• **Your goal**
Write out the entries, please, from the line containing "What does this" through their final line, exactly and with nothing else.

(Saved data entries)
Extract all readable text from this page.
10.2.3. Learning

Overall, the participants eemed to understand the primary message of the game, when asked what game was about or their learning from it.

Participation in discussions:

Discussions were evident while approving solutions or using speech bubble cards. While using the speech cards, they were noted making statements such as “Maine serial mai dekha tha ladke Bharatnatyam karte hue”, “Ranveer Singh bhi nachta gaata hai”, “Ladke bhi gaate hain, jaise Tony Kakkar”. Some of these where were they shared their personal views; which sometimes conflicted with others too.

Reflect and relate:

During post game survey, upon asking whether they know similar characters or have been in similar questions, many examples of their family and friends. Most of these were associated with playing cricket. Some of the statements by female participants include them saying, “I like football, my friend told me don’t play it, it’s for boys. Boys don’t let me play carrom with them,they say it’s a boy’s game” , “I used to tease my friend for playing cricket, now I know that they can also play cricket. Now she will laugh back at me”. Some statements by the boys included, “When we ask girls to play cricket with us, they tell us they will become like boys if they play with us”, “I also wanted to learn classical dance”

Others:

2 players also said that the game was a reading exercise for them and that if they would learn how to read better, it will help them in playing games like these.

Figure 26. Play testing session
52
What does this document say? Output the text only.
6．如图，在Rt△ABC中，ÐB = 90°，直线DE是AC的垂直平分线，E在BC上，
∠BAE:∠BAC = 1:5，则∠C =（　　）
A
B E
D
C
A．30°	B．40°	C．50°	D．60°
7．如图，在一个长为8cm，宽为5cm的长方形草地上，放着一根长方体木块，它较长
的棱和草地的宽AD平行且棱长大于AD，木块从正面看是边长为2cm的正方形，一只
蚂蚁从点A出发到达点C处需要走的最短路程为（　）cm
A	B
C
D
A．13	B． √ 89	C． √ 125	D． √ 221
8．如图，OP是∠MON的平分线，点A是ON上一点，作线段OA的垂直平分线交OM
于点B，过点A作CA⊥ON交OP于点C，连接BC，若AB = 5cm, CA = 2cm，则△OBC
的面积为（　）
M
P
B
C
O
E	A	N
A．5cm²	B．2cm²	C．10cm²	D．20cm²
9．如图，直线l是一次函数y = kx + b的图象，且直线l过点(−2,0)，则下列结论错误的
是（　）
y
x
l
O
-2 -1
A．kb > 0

• **Result of this exercise**
What does this document say? Output the text only.
6．如图，在Rt△ABC中，ÐB = 90°，直线DE是AC的垂直平分线，E在BC上，
∠BAE:∠BAC = 1:5，则∠C =（　　）
A
B E
D
C
A．30°	B．40°	C．50°	D．60°
7．如图，在一个长为8cm，宽为5cm的长方形草地上，放着一根长方体木块，它较长
的棱和草地的宽AD平行且棱长大于AD，木块从正面看是边长为2cm的正方形，一只
蚂蚁从点A出发到达点C处需要走的最短路程为（　）cm
A	B
C
D
A．13	B． √ 89	C． √ 125	D． √ 221
8．如图，OP是∠MON的平分线，点A是ON上一点，作线段OA的垂直平分线交OM
于点B，过点A作CA⊥ON交OP于点C，连接BC，若AB = 5cm, CA = 2cm，则△OBC
的面积为（　）
M
P
B
C
O
E	A	N
A．5cm²	B．2cm²	C．10cm²	D．20cm²
9．如图，直线l是一次函数y = kx + b的图象，且直线l过点(−2,0)，则下列结论错误的
是（　）
y
x
l
O
-2 -1
A．kb > 0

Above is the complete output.